- Given problem -
Locate each line holding the string "true" and copy it.

- Entries shown -
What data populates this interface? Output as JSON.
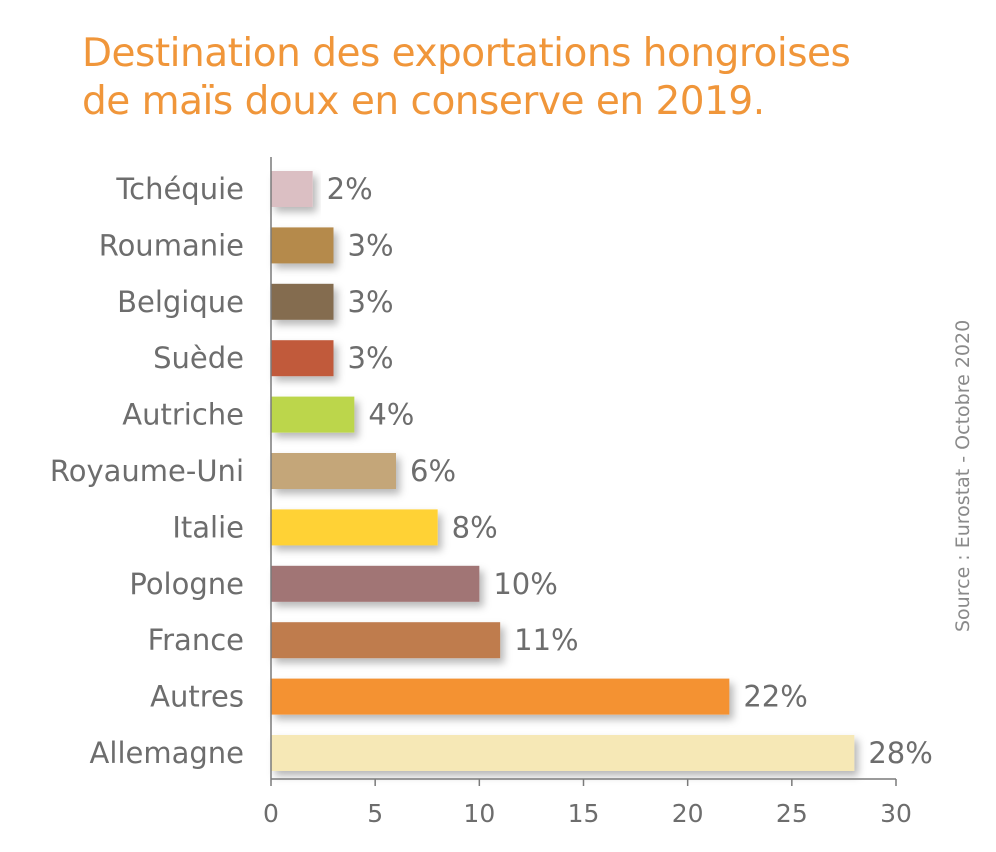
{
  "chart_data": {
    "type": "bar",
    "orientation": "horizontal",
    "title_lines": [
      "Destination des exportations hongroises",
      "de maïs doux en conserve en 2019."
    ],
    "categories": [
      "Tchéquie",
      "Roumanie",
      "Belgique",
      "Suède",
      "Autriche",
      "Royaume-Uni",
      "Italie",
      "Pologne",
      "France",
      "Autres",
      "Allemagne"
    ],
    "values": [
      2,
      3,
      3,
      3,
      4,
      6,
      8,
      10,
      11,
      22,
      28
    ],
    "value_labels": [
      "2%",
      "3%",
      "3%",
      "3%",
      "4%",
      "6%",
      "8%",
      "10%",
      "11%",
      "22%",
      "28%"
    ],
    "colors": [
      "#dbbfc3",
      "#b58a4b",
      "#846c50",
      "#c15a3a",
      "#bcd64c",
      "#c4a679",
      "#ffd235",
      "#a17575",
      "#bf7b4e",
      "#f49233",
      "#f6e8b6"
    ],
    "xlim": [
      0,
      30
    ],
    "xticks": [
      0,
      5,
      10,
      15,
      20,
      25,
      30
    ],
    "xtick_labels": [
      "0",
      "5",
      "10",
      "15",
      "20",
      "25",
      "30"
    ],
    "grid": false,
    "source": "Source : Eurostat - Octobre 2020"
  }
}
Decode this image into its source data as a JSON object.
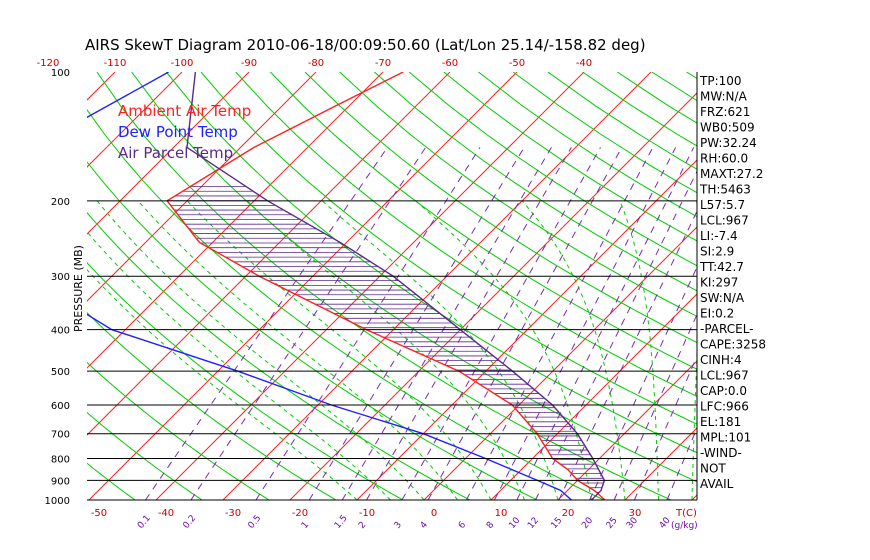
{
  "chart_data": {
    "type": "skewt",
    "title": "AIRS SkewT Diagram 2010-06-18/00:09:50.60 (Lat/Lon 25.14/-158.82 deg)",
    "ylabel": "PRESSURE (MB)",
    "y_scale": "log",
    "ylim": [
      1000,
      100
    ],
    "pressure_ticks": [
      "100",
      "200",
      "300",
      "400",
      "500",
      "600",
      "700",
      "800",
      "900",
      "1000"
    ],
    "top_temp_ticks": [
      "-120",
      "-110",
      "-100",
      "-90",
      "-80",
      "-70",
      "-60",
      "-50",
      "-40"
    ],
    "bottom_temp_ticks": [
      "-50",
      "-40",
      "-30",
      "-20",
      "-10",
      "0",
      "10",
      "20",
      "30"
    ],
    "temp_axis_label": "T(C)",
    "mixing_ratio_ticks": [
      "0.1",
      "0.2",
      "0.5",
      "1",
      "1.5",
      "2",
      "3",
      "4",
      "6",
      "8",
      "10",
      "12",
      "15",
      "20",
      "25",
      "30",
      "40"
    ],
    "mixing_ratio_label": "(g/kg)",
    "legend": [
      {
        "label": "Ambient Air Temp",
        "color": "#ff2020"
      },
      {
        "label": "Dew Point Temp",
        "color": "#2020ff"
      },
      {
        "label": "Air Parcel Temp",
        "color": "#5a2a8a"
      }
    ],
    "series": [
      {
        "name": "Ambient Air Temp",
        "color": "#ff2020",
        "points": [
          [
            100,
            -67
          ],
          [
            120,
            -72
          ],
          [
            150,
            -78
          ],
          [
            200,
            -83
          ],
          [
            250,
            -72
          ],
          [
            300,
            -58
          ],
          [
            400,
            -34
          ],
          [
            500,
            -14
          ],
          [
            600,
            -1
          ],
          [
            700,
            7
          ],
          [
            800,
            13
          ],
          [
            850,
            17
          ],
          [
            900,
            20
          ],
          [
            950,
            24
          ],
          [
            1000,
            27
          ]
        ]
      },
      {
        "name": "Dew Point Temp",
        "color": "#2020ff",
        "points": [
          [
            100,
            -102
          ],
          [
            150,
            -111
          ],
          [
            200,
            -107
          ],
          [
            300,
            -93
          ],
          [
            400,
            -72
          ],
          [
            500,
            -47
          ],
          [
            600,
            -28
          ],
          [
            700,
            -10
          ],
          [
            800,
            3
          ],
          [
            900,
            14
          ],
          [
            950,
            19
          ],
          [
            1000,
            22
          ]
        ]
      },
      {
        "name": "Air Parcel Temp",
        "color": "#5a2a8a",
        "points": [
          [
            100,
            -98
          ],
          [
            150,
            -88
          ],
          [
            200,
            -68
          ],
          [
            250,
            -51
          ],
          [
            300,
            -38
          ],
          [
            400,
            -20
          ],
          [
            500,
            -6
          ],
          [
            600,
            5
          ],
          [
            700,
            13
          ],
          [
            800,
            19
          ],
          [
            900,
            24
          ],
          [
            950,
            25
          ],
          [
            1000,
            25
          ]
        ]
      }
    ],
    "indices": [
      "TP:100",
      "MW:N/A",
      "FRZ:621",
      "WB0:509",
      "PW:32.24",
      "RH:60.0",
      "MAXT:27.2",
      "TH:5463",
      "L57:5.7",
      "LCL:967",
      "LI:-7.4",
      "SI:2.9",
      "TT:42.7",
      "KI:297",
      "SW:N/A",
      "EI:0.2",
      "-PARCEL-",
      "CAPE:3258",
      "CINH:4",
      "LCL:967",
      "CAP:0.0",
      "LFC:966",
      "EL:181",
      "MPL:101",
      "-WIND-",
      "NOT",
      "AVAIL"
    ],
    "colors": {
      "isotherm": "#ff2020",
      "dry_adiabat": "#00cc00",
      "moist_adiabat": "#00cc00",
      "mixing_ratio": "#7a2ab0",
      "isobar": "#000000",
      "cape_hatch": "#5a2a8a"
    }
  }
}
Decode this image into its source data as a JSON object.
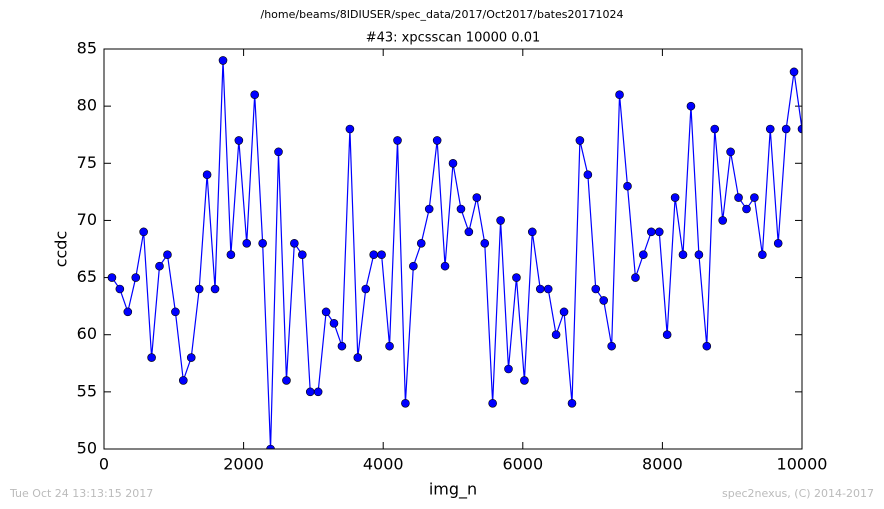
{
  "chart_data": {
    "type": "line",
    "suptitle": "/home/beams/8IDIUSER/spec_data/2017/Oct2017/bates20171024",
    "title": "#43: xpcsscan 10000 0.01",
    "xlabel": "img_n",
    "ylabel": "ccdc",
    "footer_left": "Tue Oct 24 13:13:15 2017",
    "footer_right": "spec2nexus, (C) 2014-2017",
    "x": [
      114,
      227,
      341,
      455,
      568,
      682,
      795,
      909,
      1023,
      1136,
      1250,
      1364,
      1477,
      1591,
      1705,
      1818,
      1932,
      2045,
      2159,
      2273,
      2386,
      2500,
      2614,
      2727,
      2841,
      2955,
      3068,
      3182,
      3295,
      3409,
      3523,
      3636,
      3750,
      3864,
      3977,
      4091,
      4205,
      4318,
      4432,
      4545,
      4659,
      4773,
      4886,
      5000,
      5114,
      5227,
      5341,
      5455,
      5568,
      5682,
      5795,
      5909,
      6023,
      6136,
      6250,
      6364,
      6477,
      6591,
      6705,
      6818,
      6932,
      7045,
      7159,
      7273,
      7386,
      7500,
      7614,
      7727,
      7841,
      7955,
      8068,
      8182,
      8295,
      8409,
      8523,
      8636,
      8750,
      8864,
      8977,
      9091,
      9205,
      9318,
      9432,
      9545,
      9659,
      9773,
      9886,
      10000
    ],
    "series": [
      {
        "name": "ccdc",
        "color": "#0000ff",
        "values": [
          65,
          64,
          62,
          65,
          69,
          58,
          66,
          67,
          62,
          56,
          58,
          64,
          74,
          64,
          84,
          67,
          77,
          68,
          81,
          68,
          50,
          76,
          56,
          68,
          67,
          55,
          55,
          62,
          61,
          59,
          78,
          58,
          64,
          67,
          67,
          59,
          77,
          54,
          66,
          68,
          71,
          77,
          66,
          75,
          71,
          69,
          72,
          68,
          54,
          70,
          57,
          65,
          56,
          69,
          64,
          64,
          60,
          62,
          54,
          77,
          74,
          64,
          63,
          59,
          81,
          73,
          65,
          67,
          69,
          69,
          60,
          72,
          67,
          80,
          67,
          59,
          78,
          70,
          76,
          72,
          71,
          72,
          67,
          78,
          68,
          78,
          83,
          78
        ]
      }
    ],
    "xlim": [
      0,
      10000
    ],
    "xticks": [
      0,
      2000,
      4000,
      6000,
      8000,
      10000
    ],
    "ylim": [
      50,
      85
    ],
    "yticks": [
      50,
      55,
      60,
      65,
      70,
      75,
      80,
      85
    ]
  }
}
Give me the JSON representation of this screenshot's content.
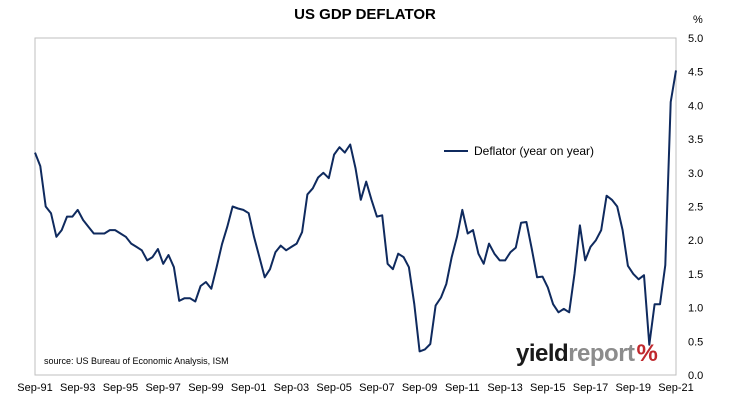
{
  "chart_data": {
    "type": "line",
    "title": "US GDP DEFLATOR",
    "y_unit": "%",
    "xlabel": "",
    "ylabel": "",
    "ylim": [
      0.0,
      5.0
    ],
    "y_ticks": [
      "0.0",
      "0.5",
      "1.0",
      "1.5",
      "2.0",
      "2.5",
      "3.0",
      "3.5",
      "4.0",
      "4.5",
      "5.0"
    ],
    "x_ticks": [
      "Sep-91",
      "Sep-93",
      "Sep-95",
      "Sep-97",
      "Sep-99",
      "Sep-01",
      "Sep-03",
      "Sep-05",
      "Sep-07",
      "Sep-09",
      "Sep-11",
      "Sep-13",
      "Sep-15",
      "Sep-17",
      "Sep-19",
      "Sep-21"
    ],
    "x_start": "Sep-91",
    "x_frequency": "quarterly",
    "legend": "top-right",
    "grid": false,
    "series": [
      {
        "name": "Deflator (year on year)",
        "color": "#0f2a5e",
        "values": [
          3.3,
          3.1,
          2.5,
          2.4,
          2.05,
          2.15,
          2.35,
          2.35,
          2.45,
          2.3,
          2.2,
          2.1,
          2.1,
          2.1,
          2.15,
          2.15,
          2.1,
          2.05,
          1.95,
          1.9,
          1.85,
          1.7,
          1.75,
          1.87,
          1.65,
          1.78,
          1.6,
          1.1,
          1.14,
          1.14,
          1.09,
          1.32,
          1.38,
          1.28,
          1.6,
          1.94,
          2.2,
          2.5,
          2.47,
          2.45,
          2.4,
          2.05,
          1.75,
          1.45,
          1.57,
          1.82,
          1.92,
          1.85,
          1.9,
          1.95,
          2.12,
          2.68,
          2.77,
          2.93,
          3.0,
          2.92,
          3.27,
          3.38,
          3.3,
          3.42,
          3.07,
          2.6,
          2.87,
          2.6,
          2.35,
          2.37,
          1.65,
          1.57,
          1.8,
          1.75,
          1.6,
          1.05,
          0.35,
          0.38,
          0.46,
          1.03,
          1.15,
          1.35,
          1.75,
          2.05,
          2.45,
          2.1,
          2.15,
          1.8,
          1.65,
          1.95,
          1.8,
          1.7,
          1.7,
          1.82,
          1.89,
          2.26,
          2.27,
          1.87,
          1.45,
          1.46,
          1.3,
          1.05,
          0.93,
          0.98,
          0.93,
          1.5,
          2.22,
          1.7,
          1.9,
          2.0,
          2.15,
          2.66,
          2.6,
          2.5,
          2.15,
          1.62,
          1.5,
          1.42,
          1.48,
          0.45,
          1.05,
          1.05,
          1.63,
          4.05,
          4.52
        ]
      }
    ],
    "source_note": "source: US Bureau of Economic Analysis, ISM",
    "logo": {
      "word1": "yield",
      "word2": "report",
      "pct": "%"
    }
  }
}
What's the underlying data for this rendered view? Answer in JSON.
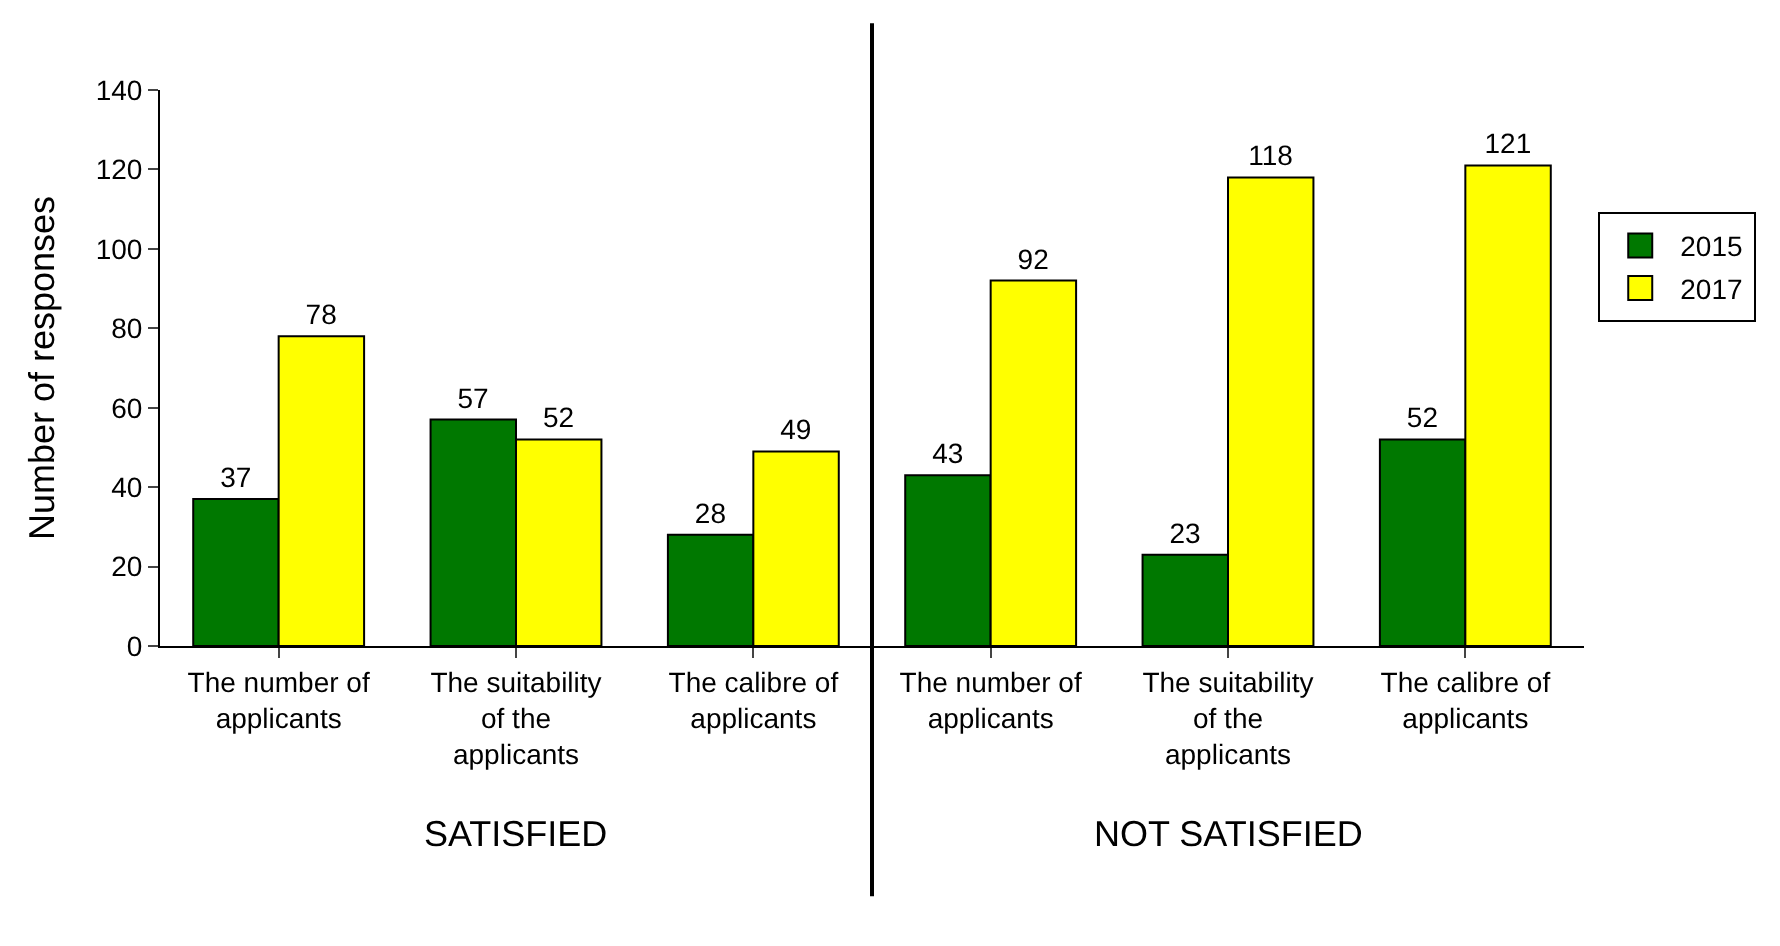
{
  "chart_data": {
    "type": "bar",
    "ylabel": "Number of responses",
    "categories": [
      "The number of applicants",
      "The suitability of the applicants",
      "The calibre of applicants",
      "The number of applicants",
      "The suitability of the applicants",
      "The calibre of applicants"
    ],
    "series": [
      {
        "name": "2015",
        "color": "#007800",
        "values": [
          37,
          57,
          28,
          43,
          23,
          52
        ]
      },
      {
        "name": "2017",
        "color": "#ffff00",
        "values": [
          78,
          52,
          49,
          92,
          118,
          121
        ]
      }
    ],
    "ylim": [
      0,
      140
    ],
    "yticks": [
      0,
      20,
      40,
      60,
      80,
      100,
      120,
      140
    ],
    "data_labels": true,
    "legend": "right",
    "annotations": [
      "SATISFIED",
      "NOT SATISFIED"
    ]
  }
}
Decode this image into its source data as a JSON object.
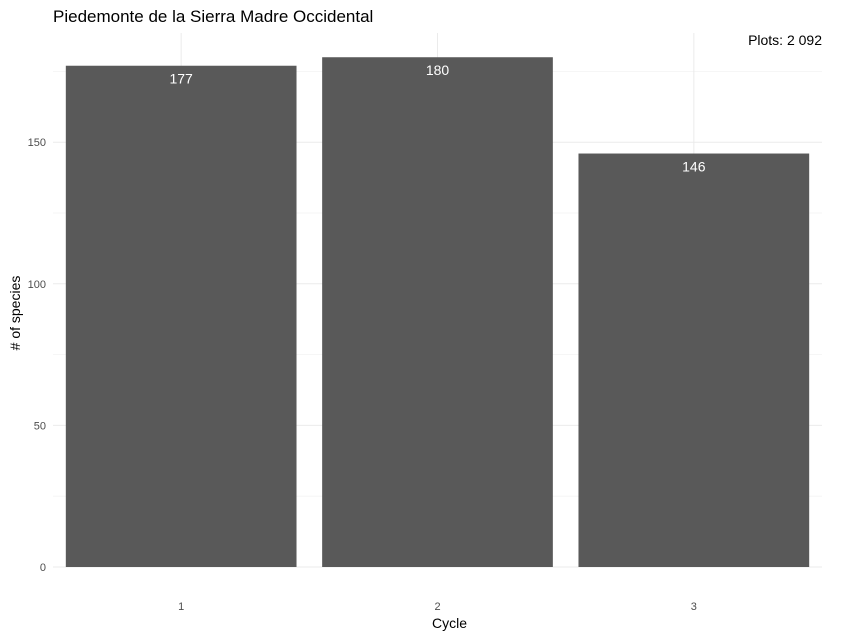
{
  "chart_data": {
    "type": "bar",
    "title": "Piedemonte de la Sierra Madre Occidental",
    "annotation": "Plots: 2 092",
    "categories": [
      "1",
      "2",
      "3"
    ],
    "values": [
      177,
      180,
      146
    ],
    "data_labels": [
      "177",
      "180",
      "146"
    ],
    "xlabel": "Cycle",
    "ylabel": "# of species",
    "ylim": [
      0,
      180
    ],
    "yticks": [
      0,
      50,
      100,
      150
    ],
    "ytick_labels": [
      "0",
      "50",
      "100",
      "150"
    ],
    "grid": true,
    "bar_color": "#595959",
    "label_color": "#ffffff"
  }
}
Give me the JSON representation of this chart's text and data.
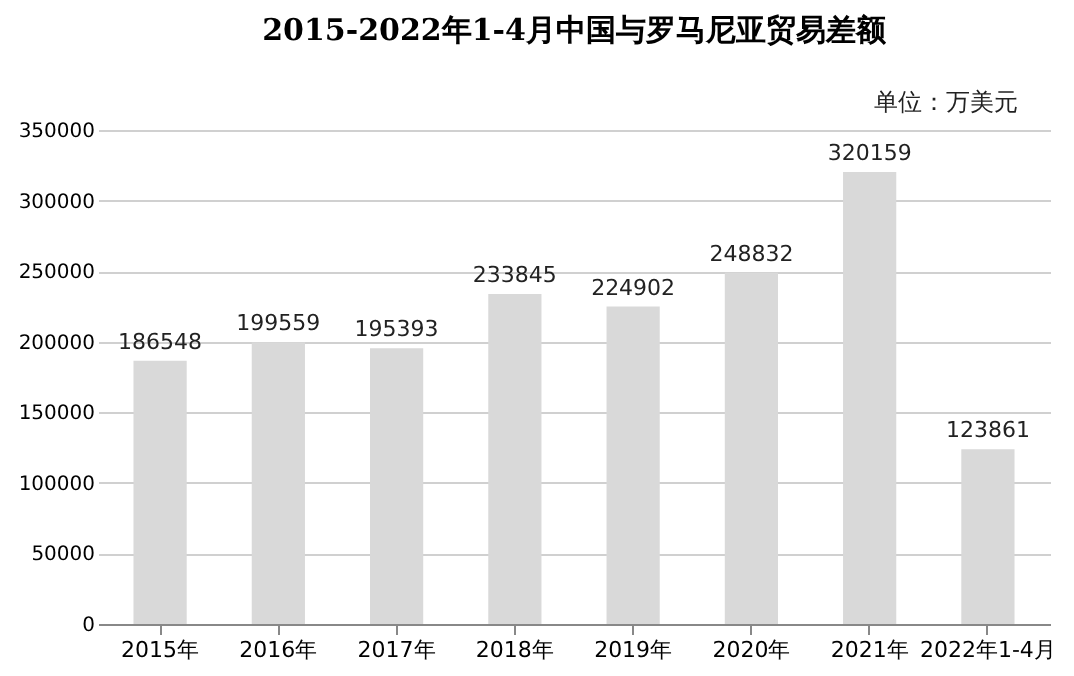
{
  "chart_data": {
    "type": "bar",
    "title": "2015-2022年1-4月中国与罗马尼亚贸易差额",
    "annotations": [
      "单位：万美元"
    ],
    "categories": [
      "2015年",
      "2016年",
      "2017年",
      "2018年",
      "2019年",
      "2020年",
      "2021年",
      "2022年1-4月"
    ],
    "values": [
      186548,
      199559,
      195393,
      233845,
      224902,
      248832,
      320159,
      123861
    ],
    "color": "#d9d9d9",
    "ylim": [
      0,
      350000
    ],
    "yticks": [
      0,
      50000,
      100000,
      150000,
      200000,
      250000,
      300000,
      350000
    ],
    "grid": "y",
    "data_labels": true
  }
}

- Exercise response -
    "data_labels": true,
    "grid": true,
    "data_labels": true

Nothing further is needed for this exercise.